TO BE DONE: Each record below is to be copied word for word, with pictures removed.

TASK INPUT:
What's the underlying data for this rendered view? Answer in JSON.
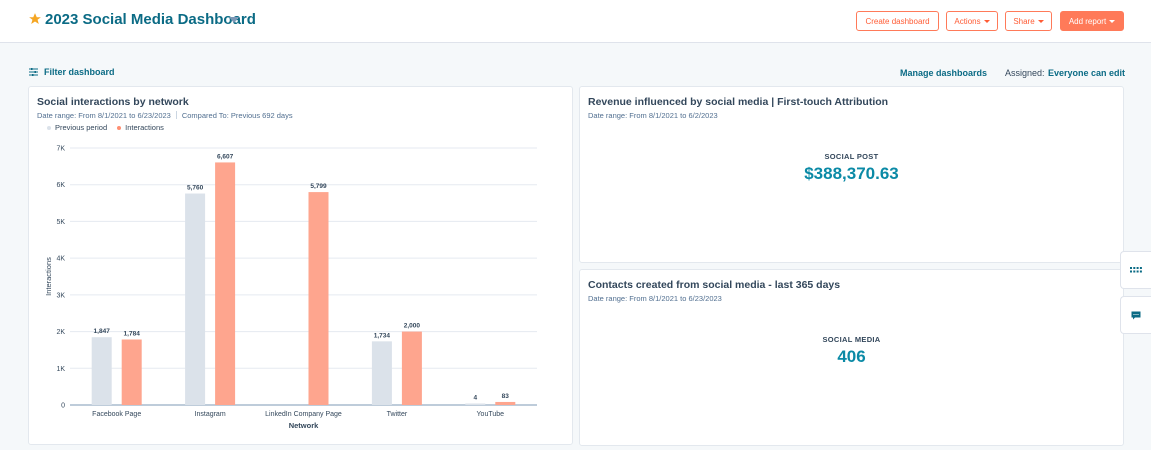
{
  "header": {
    "title": "2023 Social Media Dashboard",
    "buttons": {
      "create_dashboard": "Create dashboard",
      "actions": "Actions",
      "share": "Share",
      "add_report": "Add report"
    }
  },
  "toolbar": {
    "filter_label": "Filter dashboard",
    "manage_label": "Manage dashboards",
    "assigned_label": "Assigned:",
    "assigned_value": "Everyone can edit"
  },
  "colors": {
    "brand_teal": "#0b6b85",
    "accent_orange": "#ff7a59",
    "previous_bar": "#dbe2ea",
    "current_bar": "#fea58e",
    "kpi_value": "#0b8aa6"
  },
  "cards": {
    "interactions": {
      "title": "Social interactions by network",
      "date_range": "Date range: From 8/1/2021 to 6/23/2023",
      "compared_to": "Compared To: Previous 692 days"
    },
    "revenue": {
      "title": "Revenue influenced by social media | First-touch Attribution",
      "date_range": "Date range: From 8/1/2021 to 6/2/2023",
      "kpi_label": "SOCIAL POST",
      "kpi_value": "$388,370.63"
    },
    "contacts": {
      "title": "Contacts created from social media - last 365 days",
      "date_range": "Date range: From 8/1/2021 to 6/23/2023",
      "kpi_label": "SOCIAL MEDIA",
      "kpi_value": "406"
    }
  },
  "chart_data": {
    "type": "bar",
    "categories": [
      "Facebook Page",
      "Instagram",
      "LinkedIn Company Page",
      "Twitter",
      "YouTube"
    ],
    "series": [
      {
        "name": "Previous period",
        "values": [
          1847,
          5760,
          null,
          1734,
          4
        ],
        "labels": [
          "1,847",
          "5,760",
          "",
          "1,734",
          "4"
        ]
      },
      {
        "name": "Interactions",
        "values": [
          1784,
          6607,
          5799,
          2000,
          83
        ],
        "labels": [
          "1,784",
          "6,607",
          "5,799",
          "2,000",
          "83"
        ]
      }
    ],
    "xlabel": "Network",
    "ylabel": "Interactions",
    "ylim": [
      0,
      7000
    ],
    "yticks": [
      "0",
      "1K",
      "2K",
      "3K",
      "4K",
      "5K",
      "6K",
      "7K"
    ],
    "grid": true,
    "legend": "top-left"
  },
  "icons": {
    "title_star": "star-icon",
    "filter": "filter-icon",
    "side_grid": "grid-icon",
    "side_chat": "chat-icon"
  }
}
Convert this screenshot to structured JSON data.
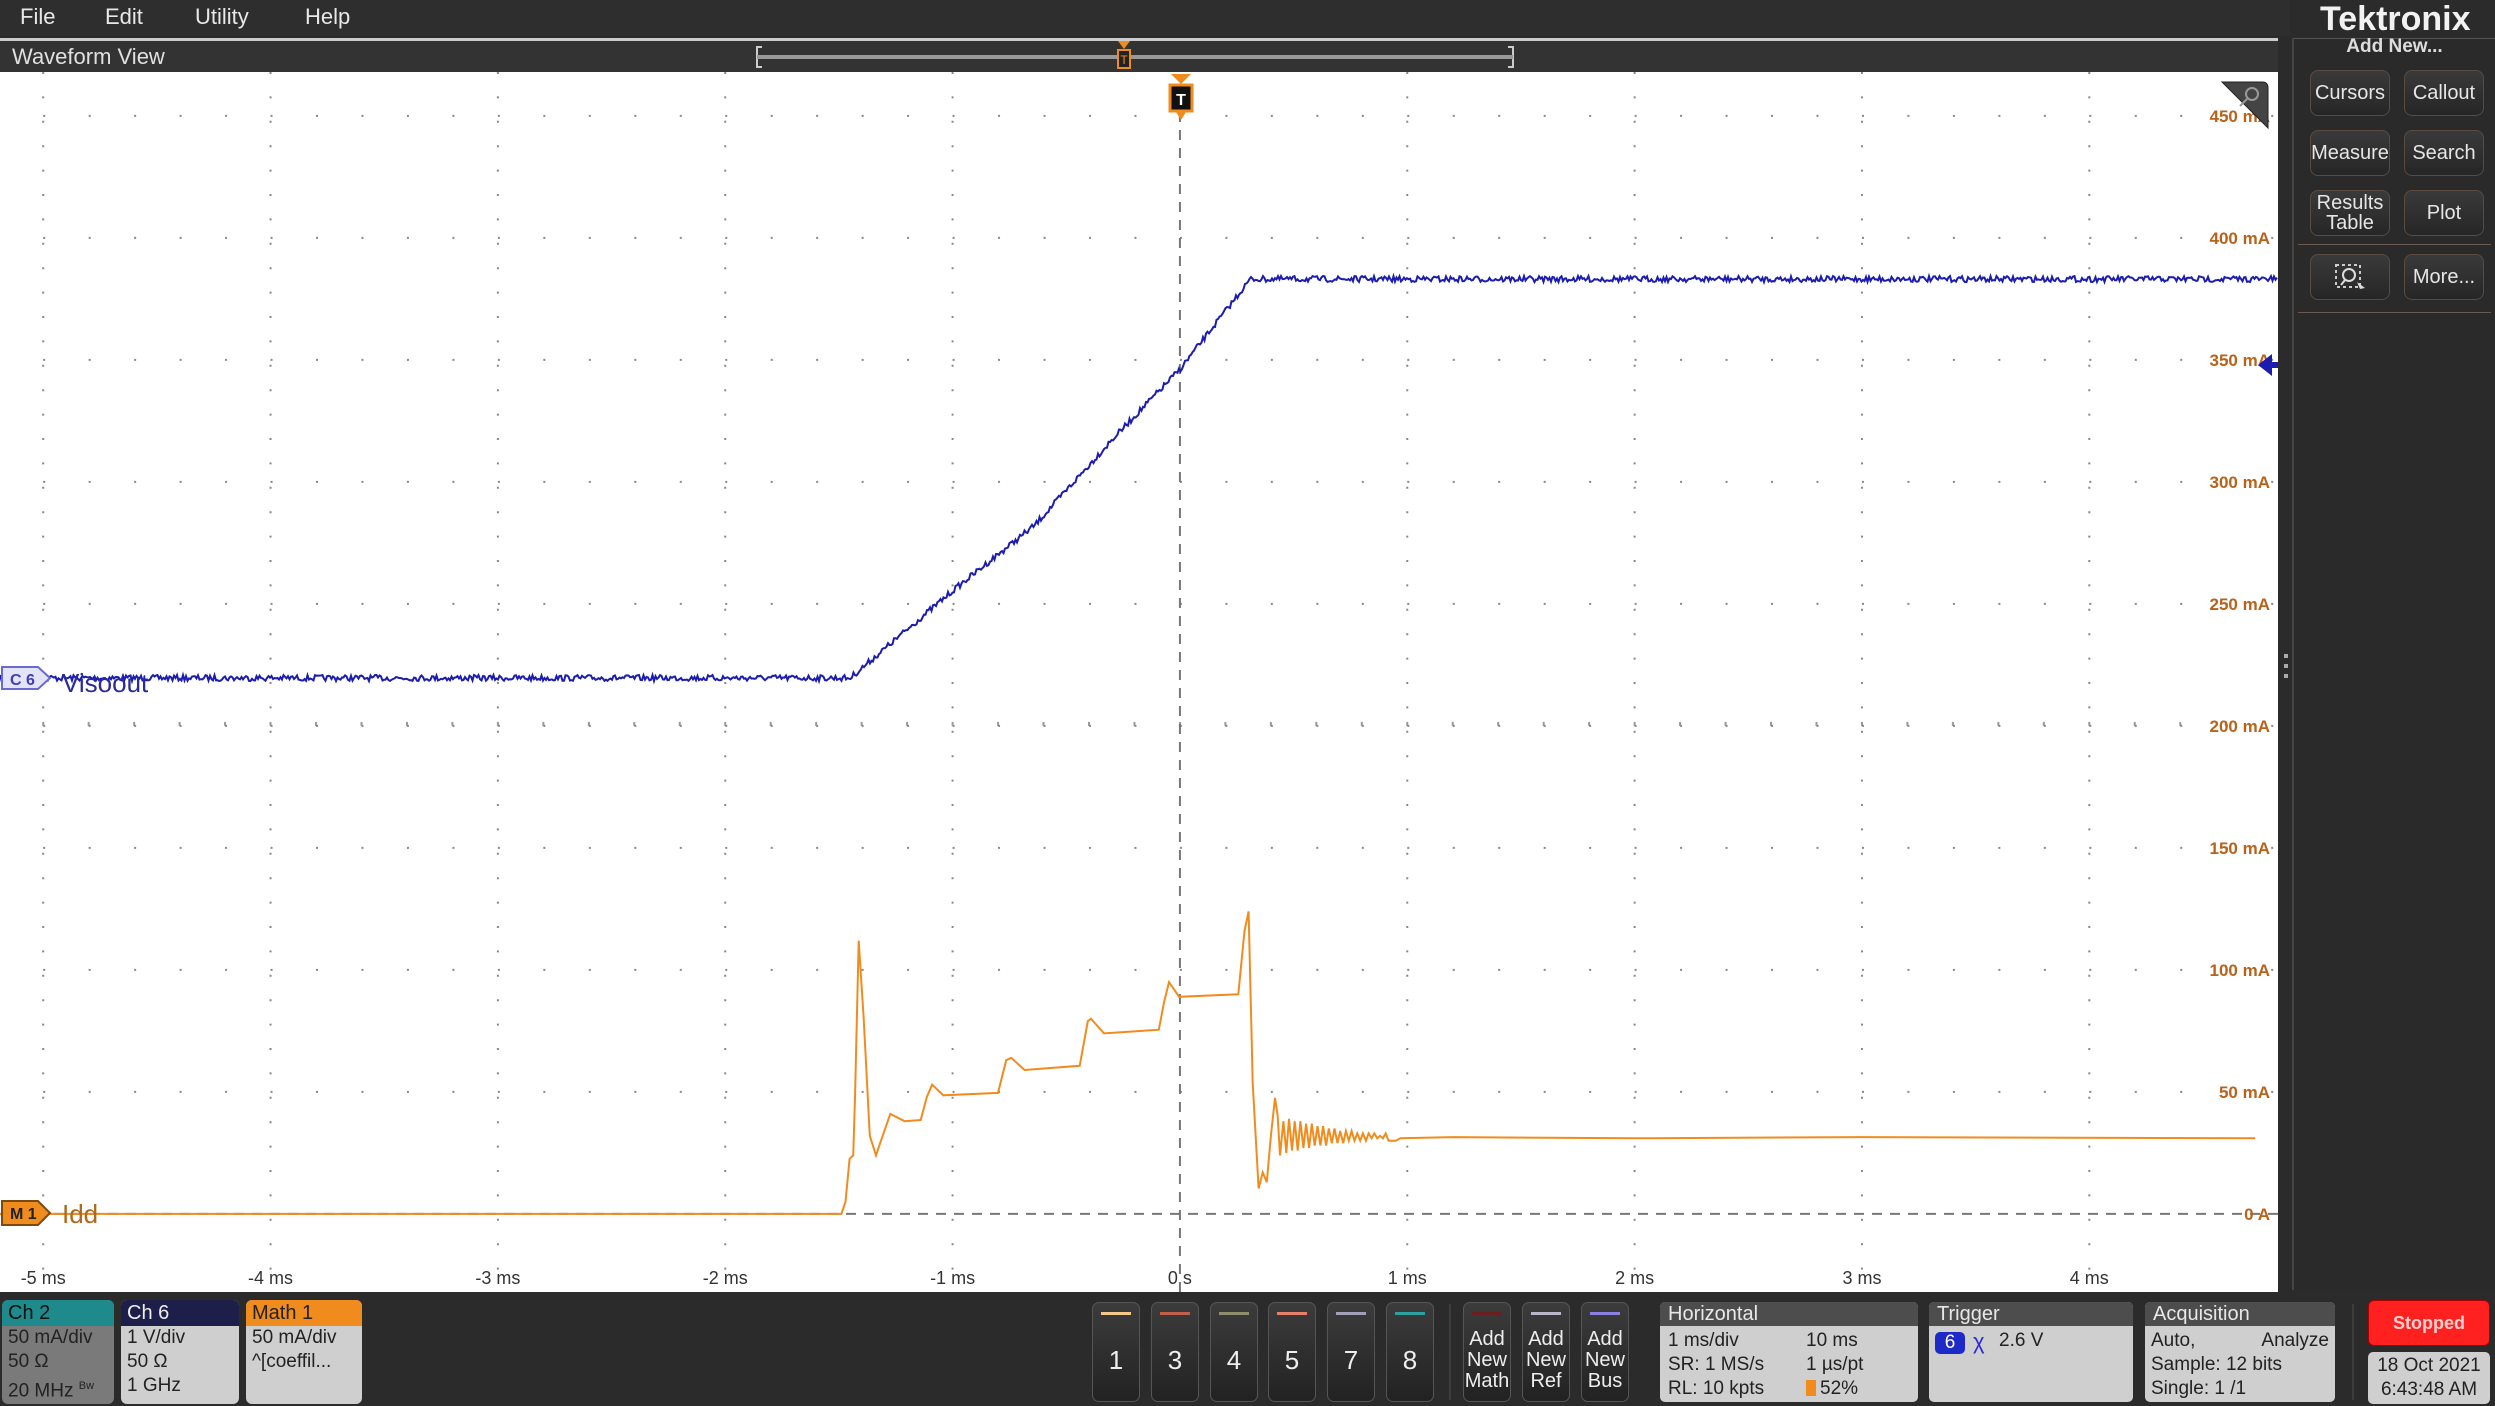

WRITTEN ANSWER:
What's the underlying data for this rendered view? Answer in JSON.
{
  "header": {
    "title": "2023 Social Media Dashboard",
    "buttons": {
      "create_dashboard": "Create dashboard",
      "actions": "Actions",
      "share": "Share",
      "add_report": "Add report"
    }
  },
  "toolbar": {
    "filter_label": "Filter dashboard",
    "manage_label": "Manage dashboards",
    "assigned_label": "Assigned:",
    "assigned_value": "Everyone can edit"
  },
  "colors": {
    "brand_teal": "#0b6b85",
    "accent_orange": "#ff7a59",
    "previous_bar": "#dbe2ea",
    "current_bar": "#fea58e",
    "kpi_value": "#0b8aa6"
  },
  "cards": {
    "interactions": {
      "title": "Social interactions by network",
      "date_range": "Date range: From 8/1/2021 to 6/23/2023",
      "compared_to": "Compared To: Previous 692 days"
    },
    "revenue": {
      "title": "Revenue influenced by social media | First-touch Attribution",
      "date_range": "Date range: From 8/1/2021 to 6/2/2023",
      "kpi_label": "SOCIAL POST",
      "kpi_value": "$388,370.63"
    },
    "contacts": {
      "title": "Contacts created from social media - last 365 days",
      "date_range": "Date range: From 8/1/2021 to 6/23/2023",
      "kpi_label": "SOCIAL MEDIA",
      "kpi_value": "406"
    }
  },
  "chart_data": {
    "type": "bar",
    "categories": [
      "Facebook Page",
      "Instagram",
      "LinkedIn Company Page",
      "Twitter",
      "YouTube"
    ],
    "series": [
      {
        "name": "Previous period",
        "values": [
          1847,
          5760,
          null,
          1734,
          4
        ],
        "labels": [
          "1,847",
          "5,760",
          "",
          "1,734",
          "4"
        ]
      },
      {
        "name": "Interactions",
        "values": [
          1784,
          6607,
          5799,
          2000,
          83
        ],
        "labels": [
          "1,784",
          "6,607",
          "5,799",
          "2,000",
          "83"
        ]
      }
    ],
    "xlabel": "Network",
    "ylabel": "Interactions",
    "ylim": [
      0,
      7000
    ],
    "yticks": [
      "0",
      "1K",
      "2K",
      "3K",
      "4K",
      "5K",
      "6K",
      "7K"
    ],
    "grid": true,
    "legend": "top-left"
  },
  "icons": {
    "title_star": "star-icon",
    "filter": "filter-icon",
    "side_grid": "grid-icon",
    "side_chat": "chat-icon"
  }
}
Convert this screenshot to structured JSON data.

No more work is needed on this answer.